| TO DO |
Pull each line containing "JSON" out of the data and copy it.

-- start RECORDS SUPPLIED --

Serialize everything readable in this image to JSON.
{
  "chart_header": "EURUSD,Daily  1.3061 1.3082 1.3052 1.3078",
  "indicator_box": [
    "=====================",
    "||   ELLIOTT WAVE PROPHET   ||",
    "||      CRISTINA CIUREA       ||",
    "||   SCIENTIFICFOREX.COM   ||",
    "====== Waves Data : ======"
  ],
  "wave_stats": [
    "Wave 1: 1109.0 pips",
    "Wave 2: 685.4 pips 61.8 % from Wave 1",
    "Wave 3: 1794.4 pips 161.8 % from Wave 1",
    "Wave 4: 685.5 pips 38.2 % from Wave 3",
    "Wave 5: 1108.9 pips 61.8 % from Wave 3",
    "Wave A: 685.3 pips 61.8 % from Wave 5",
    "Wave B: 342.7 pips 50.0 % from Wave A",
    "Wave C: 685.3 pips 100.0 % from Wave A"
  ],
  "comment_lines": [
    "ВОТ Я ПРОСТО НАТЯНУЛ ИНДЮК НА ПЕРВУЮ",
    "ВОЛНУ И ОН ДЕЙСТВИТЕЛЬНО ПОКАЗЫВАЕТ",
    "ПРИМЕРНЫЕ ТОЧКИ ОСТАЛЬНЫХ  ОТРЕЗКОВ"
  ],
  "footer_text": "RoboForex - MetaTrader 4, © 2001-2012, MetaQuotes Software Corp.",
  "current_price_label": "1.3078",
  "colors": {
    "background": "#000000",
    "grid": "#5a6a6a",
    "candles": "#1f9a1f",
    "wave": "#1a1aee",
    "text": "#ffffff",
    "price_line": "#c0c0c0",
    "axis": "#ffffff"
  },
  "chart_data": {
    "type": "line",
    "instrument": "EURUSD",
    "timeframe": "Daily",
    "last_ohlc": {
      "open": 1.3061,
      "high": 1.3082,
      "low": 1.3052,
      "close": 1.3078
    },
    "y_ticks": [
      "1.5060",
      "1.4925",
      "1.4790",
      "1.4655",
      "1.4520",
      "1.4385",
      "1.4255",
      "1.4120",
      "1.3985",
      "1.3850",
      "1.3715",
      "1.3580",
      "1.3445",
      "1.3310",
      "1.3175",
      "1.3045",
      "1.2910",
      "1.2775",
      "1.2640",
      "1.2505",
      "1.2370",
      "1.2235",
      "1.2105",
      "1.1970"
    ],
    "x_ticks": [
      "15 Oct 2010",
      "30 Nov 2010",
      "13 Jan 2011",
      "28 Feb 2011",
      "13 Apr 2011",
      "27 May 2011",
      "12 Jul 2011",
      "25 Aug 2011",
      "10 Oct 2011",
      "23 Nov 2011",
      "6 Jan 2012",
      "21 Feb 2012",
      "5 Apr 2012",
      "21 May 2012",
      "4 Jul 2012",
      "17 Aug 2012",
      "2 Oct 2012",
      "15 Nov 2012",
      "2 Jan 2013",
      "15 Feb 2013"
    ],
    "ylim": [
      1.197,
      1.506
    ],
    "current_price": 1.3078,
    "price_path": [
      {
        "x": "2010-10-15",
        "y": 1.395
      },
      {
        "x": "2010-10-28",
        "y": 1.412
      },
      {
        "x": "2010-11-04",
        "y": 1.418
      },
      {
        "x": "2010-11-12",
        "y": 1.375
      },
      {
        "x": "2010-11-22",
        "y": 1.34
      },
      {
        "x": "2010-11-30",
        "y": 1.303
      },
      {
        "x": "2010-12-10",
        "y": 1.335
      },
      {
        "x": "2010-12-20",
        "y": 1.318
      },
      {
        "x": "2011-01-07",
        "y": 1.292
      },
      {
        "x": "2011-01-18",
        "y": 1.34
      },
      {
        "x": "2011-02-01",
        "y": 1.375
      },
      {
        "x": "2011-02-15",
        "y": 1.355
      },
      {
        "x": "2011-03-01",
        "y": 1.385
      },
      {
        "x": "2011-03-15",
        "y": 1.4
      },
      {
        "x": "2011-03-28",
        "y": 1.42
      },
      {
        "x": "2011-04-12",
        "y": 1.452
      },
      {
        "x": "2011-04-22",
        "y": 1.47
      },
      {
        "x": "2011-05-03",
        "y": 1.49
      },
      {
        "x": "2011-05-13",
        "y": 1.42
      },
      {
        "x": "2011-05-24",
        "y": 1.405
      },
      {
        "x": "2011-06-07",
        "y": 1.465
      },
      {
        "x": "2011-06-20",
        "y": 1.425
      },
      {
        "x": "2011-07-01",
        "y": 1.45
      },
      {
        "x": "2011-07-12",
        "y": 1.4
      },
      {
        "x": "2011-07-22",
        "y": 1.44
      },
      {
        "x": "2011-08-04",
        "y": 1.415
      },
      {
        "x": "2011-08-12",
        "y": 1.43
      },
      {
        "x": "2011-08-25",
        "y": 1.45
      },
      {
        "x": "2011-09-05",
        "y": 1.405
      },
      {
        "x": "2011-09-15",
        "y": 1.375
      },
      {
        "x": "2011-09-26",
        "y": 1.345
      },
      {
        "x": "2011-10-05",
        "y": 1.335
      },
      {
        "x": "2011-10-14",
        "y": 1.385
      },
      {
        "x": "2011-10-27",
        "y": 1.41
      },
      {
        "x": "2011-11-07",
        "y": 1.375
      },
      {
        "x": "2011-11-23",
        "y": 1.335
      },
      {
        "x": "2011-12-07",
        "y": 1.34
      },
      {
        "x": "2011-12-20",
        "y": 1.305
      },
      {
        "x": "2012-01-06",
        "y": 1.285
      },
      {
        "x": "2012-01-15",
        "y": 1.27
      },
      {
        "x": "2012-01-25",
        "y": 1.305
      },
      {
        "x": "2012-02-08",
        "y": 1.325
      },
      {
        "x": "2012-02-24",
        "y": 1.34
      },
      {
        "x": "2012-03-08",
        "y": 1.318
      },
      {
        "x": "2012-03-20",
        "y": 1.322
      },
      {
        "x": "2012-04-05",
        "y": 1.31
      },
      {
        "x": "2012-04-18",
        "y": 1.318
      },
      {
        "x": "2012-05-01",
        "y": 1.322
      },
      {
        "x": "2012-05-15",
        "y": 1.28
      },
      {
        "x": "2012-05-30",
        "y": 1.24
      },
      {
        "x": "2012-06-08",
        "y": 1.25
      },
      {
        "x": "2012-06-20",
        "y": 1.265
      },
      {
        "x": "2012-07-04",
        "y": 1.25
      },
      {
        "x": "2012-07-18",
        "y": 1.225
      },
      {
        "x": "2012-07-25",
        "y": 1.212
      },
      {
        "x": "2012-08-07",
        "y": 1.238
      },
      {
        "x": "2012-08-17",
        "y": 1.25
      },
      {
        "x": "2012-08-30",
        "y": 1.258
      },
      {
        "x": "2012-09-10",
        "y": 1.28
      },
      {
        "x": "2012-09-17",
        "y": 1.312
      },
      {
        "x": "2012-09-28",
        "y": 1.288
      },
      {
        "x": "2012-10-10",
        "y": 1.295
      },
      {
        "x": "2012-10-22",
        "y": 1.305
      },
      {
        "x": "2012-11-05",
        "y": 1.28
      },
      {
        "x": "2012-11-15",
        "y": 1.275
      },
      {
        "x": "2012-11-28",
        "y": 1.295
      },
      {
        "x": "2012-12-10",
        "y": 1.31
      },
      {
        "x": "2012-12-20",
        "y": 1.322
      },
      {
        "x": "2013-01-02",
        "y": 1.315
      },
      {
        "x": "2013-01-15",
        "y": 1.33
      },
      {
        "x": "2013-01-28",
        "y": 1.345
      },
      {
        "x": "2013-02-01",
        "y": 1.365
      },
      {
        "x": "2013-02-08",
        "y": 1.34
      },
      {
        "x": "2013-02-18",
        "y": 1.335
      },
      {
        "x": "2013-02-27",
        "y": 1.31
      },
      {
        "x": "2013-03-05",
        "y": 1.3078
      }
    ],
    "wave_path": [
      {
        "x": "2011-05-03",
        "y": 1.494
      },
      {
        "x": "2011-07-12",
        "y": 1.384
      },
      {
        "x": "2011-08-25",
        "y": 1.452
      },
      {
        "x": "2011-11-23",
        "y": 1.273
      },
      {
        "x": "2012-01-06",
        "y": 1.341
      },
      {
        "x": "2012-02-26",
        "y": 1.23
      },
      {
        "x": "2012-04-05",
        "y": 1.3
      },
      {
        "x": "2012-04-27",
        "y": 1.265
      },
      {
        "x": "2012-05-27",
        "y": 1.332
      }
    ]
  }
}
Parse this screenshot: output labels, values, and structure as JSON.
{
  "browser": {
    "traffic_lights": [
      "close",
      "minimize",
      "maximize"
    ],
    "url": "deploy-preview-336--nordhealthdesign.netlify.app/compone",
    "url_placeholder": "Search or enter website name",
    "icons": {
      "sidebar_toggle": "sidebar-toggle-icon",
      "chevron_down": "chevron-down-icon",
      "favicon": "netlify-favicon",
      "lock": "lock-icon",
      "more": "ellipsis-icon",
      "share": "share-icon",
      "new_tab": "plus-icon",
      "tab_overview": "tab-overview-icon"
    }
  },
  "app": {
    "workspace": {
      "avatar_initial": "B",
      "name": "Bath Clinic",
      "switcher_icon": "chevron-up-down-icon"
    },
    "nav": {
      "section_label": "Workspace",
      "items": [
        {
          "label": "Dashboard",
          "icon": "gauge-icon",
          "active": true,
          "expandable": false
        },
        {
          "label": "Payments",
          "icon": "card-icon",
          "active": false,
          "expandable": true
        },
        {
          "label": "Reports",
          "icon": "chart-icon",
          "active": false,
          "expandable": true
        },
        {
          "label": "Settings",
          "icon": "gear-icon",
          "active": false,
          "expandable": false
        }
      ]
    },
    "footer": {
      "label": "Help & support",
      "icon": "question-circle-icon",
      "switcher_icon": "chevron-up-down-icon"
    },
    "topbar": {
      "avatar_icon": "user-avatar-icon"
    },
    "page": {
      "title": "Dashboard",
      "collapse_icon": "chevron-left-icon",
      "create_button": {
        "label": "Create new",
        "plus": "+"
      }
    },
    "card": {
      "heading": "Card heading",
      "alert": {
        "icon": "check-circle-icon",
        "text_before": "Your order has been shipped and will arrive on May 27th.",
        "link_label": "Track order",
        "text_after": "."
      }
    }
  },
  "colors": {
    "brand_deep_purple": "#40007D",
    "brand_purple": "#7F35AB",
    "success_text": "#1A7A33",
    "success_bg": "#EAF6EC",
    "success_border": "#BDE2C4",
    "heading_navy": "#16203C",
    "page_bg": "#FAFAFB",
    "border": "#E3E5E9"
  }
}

-- end RECORDS SUPPLIED --

| ANSWER BELOW |
Serialize everything readable in this image to JSON.
Parse this screenshot: output labels, values, and structure as JSON.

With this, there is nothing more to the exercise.